**Dataset entries:**
***
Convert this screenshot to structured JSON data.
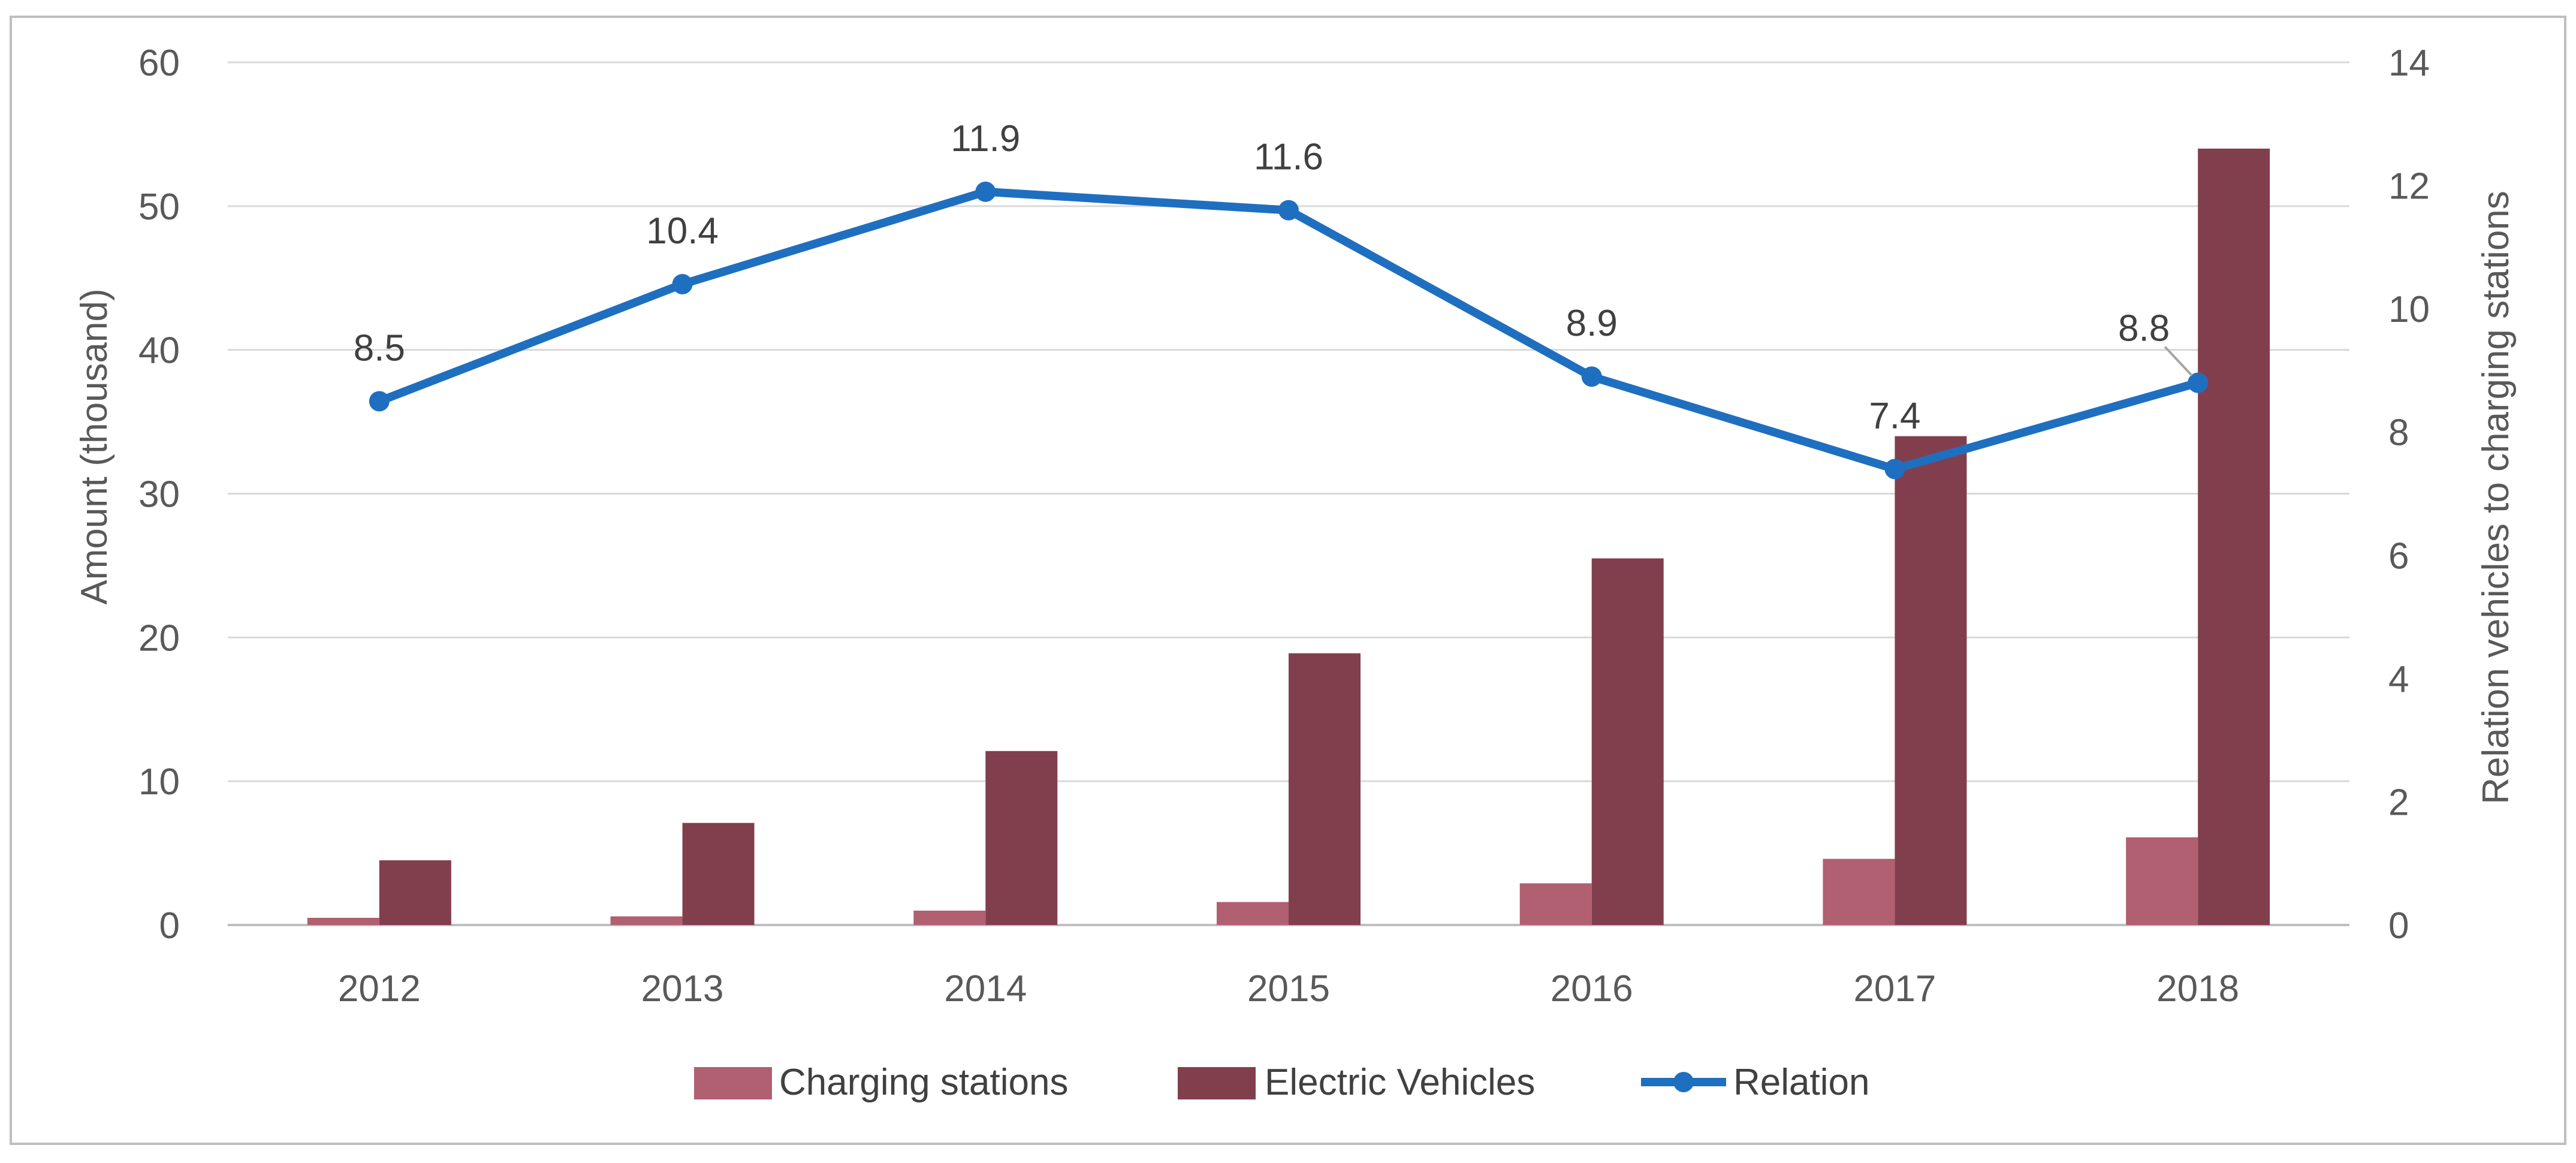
{
  "colors": {
    "charging": "#b06070",
    "vehicles": "#813f4d",
    "relation": "#1f6fc0",
    "grid": "#d9d9d9",
    "frame": "#bfbfbf"
  },
  "chart_data": {
    "type": "bar",
    "categories": [
      "2012",
      "2013",
      "2014",
      "2015",
      "2016",
      "2017",
      "2018"
    ],
    "series": [
      {
        "name": "Charging stations",
        "type": "bar",
        "axis": "left",
        "values": [
          0.5,
          0.6,
          1.0,
          1.6,
          2.9,
          4.6,
          6.1
        ]
      },
      {
        "name": "Electric Vehicles",
        "type": "bar",
        "axis": "left",
        "values": [
          4.5,
          7.1,
          12.1,
          18.9,
          25.5,
          34.0,
          54.0
        ]
      },
      {
        "name": "Relation",
        "type": "line",
        "axis": "right",
        "values": [
          8.5,
          10.4,
          11.9,
          11.6,
          8.9,
          7.4,
          8.8
        ],
        "labels": [
          "8.5",
          "10.4",
          "11.9",
          "11.6",
          "8.9",
          "7.4",
          "8.8"
        ]
      }
    ],
    "ylabel": "Amount (thousand)",
    "y2label": "Relation vehicles to charging stations",
    "ylim": [
      0,
      60
    ],
    "y2lim": [
      0,
      14
    ],
    "yticks": [
      "0",
      "10",
      "20",
      "30",
      "40",
      "50",
      "60"
    ],
    "y2ticks": [
      "0",
      "2",
      "4",
      "6",
      "8",
      "10",
      "12",
      "14"
    ],
    "grid": true,
    "legend_position": "bottom"
  }
}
***
**Problem requirements:** From the listing above, pick out every line containing "name".

**Answer to this task:**
        "name": "Charging stations",
        "name": "Electric Vehicles",
        "name": "Relation",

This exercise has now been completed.